Records from a data source:
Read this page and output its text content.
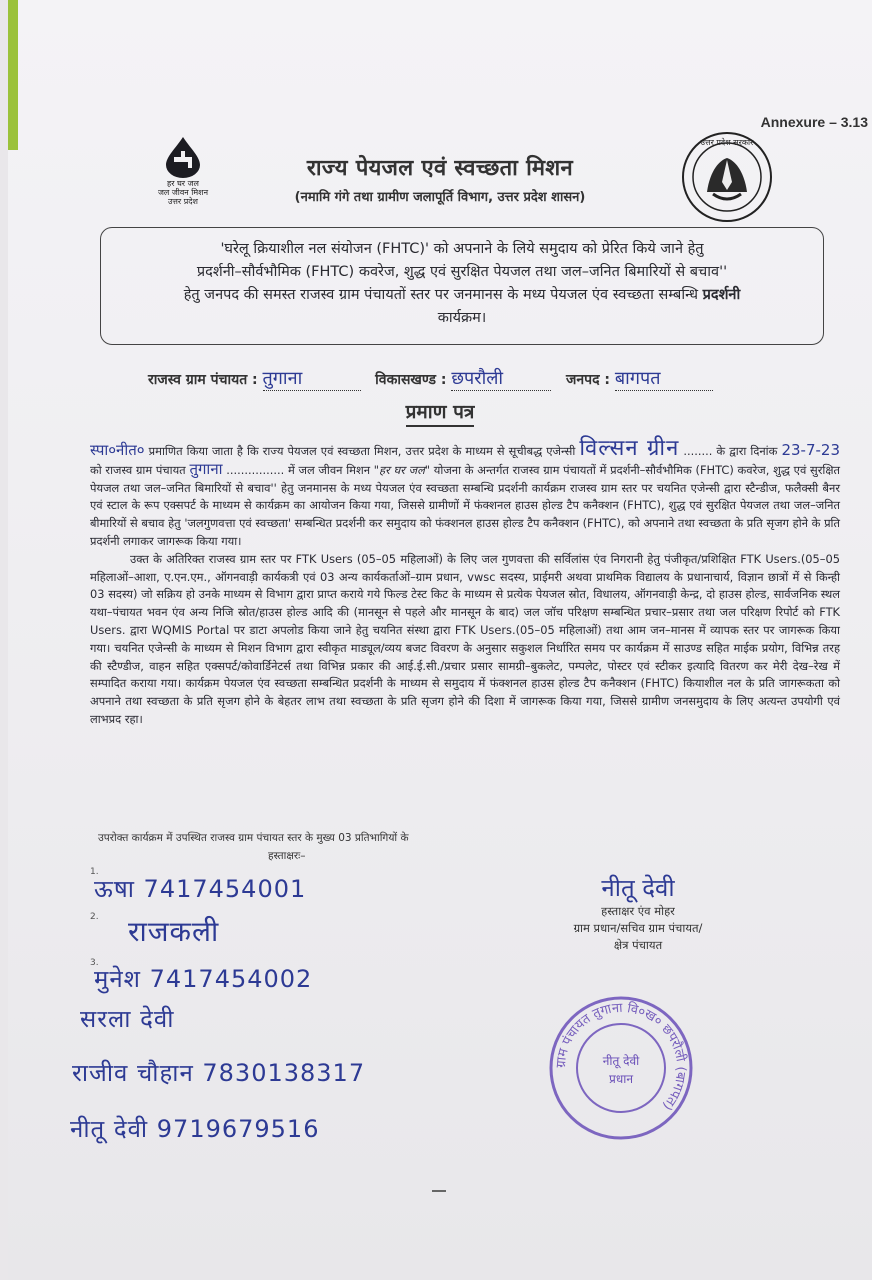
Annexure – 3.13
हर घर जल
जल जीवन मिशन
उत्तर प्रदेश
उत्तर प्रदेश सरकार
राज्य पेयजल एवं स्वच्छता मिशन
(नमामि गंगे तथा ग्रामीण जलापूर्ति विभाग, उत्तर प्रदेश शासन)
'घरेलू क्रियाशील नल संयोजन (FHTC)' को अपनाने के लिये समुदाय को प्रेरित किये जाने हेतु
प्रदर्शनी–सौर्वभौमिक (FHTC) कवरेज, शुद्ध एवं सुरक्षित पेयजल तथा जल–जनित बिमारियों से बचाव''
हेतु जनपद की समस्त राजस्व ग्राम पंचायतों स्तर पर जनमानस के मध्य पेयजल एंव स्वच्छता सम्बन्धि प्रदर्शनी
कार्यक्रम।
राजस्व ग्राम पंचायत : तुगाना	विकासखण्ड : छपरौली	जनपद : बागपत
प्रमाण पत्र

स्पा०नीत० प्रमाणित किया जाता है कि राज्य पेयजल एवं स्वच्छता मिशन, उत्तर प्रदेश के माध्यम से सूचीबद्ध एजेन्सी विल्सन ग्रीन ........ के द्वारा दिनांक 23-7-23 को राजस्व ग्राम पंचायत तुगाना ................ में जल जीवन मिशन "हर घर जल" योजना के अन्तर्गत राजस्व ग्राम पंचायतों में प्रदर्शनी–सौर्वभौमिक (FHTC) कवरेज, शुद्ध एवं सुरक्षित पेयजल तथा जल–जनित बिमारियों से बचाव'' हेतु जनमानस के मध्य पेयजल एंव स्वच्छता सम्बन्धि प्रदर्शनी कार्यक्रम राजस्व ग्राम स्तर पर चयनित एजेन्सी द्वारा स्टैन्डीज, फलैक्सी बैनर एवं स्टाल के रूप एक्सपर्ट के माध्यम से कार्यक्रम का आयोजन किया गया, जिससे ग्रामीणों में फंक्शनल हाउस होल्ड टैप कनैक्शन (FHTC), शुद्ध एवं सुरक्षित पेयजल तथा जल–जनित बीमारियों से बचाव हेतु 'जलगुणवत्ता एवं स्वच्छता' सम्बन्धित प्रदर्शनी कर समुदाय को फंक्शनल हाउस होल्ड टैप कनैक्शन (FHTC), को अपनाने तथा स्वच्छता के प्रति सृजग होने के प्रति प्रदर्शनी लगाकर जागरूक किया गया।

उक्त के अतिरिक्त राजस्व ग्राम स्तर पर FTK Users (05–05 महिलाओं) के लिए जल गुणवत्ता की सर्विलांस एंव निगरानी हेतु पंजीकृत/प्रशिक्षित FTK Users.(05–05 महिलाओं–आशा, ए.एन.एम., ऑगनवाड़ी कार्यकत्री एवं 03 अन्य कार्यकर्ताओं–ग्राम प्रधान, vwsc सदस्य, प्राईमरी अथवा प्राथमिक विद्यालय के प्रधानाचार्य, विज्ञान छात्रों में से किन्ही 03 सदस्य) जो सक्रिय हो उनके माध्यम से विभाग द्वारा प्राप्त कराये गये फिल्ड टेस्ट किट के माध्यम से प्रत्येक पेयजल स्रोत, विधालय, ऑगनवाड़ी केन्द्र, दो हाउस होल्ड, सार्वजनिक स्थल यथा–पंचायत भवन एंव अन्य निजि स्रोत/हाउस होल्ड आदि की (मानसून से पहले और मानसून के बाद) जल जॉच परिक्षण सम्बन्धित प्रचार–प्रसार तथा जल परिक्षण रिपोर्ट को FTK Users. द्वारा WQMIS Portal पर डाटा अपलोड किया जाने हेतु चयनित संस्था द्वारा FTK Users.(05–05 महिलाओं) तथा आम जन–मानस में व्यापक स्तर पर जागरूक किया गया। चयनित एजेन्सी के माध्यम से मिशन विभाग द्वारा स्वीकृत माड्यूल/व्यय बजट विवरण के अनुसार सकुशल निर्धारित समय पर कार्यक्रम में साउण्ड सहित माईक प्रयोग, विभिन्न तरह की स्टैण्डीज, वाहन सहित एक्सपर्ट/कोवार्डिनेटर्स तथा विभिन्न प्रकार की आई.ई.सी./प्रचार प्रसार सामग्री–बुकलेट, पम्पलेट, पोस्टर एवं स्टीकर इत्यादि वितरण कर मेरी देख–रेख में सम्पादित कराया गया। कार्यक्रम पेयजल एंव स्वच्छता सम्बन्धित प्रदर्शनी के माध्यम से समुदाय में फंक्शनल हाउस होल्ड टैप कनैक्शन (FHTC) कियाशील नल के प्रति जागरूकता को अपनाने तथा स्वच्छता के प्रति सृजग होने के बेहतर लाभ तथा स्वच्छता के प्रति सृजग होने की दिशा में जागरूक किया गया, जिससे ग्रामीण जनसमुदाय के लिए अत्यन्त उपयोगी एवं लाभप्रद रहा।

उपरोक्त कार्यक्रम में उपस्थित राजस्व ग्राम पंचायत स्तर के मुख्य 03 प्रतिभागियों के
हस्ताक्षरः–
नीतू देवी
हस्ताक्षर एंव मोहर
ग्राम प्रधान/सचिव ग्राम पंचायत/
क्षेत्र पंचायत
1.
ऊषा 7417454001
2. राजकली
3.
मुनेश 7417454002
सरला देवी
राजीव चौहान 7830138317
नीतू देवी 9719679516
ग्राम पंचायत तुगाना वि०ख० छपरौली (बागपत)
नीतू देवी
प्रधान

Direction:
Report back each line of the entries that holds the string "जनपद".

Task response:
हेतु जनपद की समस्त राजस्व ग्राम पंचायतों स्तर पर जनमानस के मध्य पेयजल एंव स्वच्छता सम्बन्धि प्रदर्शनी
राजस्व ग्राम पंचायत : तुगाना	विकासखण्ड : छपरौली	जनपद : बागपत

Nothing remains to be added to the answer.